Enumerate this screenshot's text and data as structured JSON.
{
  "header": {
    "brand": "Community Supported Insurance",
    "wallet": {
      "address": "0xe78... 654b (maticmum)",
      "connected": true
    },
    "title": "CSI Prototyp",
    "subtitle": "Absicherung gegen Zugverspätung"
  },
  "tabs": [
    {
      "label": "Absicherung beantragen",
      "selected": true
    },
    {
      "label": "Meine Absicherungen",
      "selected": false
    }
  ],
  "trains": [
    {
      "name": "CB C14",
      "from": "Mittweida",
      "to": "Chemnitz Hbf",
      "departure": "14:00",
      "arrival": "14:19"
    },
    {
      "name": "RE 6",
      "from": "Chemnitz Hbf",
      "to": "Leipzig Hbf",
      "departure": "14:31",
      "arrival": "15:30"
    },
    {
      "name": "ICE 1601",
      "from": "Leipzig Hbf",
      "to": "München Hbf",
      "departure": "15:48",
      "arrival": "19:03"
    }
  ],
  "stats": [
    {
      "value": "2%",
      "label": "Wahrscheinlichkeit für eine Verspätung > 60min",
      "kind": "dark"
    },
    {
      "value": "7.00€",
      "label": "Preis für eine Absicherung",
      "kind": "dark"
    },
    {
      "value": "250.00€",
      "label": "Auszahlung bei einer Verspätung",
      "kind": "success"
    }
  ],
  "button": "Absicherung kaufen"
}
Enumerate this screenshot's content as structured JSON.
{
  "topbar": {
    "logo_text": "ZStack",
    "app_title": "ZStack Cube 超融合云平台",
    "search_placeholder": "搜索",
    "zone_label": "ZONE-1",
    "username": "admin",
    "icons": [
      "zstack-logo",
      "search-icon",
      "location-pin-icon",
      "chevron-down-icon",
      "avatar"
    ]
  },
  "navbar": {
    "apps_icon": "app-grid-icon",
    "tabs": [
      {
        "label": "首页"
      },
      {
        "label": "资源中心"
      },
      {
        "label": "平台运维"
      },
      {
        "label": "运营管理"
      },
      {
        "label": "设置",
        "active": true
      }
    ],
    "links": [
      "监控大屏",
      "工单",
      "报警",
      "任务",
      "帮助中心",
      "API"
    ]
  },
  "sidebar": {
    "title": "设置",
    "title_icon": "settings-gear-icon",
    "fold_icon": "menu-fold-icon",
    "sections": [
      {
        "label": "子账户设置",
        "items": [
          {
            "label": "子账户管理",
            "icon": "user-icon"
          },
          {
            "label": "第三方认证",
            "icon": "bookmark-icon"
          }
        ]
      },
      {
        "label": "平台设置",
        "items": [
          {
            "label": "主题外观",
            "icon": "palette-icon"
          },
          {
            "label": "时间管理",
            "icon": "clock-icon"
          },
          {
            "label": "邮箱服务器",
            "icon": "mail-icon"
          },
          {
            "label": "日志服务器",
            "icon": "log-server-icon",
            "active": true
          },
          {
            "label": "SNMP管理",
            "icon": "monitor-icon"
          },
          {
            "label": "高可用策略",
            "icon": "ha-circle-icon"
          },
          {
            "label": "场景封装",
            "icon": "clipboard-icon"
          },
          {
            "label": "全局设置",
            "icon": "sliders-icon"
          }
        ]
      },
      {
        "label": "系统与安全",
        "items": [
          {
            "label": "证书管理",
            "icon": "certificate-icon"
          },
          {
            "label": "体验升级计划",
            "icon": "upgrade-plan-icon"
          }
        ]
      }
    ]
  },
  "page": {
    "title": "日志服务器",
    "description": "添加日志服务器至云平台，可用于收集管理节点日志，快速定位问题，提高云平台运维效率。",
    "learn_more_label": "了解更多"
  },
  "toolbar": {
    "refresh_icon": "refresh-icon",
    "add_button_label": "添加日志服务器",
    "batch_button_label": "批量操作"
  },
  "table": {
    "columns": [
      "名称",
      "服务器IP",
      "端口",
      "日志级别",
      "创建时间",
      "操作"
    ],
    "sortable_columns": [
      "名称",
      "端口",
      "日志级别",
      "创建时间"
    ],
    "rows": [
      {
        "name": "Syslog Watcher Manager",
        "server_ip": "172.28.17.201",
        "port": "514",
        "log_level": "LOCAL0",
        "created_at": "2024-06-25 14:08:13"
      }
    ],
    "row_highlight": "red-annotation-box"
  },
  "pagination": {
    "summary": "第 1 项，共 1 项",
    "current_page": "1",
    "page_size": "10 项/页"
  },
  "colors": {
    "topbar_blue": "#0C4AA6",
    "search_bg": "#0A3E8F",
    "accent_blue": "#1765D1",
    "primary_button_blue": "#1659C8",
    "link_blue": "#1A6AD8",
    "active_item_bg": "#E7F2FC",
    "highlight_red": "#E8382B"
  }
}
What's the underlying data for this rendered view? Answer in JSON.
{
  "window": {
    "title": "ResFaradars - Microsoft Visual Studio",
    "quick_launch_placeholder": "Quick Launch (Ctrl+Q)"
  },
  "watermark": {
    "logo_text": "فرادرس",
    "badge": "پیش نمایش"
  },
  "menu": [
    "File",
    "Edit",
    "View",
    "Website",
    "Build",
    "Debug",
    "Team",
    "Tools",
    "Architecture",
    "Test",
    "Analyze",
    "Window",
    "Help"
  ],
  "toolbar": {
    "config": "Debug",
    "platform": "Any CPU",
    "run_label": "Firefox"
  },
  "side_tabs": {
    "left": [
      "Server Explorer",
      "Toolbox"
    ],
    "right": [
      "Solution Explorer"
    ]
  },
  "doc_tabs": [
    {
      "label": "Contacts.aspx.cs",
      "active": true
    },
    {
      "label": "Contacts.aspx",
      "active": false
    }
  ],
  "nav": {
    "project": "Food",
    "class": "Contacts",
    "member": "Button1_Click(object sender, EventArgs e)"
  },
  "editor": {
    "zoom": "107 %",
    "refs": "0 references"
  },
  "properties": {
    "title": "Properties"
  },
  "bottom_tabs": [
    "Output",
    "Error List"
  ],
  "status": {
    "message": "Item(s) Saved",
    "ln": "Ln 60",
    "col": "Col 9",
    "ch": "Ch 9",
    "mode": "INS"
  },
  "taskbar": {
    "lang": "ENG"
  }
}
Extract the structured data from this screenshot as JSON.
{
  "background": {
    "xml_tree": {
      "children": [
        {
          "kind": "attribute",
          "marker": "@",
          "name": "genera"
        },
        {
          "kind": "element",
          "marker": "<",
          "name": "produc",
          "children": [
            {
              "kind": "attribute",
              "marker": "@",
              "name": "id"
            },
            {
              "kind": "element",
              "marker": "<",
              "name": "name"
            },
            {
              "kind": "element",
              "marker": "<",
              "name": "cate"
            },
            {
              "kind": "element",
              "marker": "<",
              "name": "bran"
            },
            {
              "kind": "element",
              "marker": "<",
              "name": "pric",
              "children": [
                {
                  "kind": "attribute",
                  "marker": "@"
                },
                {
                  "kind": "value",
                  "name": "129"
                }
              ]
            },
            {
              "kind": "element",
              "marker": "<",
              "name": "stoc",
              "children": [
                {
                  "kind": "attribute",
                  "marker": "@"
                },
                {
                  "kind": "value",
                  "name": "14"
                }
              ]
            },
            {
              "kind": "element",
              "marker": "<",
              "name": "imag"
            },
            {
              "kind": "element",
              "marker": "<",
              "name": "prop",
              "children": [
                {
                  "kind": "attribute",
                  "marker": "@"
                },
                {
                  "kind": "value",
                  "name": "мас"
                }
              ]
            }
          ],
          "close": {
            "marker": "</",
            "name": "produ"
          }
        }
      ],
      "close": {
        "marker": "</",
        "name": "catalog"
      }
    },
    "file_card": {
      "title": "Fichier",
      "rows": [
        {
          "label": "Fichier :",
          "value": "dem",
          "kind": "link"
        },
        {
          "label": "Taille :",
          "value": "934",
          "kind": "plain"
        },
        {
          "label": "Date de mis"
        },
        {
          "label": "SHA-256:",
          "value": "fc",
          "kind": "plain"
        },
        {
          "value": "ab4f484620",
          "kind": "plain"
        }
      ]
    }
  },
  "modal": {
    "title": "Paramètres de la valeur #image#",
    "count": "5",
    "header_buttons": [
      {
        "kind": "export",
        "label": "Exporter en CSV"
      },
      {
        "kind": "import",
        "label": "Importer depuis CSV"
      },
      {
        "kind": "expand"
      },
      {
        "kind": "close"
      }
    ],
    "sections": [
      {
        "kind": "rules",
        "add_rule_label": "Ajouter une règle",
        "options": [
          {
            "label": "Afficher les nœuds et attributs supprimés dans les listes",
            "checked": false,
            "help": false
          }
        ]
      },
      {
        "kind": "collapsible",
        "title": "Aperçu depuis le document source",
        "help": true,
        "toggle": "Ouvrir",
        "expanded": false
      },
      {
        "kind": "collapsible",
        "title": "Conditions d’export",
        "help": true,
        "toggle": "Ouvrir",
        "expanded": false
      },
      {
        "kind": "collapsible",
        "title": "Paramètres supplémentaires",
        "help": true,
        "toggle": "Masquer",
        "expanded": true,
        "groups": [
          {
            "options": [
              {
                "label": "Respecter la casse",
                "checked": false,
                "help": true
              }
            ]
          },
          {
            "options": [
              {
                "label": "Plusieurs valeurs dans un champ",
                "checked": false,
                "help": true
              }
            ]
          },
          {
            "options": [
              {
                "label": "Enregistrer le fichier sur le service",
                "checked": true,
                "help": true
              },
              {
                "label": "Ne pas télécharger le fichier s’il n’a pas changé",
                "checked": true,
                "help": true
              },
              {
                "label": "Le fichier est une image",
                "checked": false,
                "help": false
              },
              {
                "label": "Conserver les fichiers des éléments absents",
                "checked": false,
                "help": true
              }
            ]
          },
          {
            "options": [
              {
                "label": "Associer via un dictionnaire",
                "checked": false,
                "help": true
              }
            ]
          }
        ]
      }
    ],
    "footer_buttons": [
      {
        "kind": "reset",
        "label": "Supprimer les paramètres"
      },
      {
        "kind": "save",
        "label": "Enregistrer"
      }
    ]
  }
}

- [Task goal]
Return all lines containing "depuis".

- [Problem solution]
        "label": "Importer depuis CSV"
        "title": "Aperçu depuis le document source",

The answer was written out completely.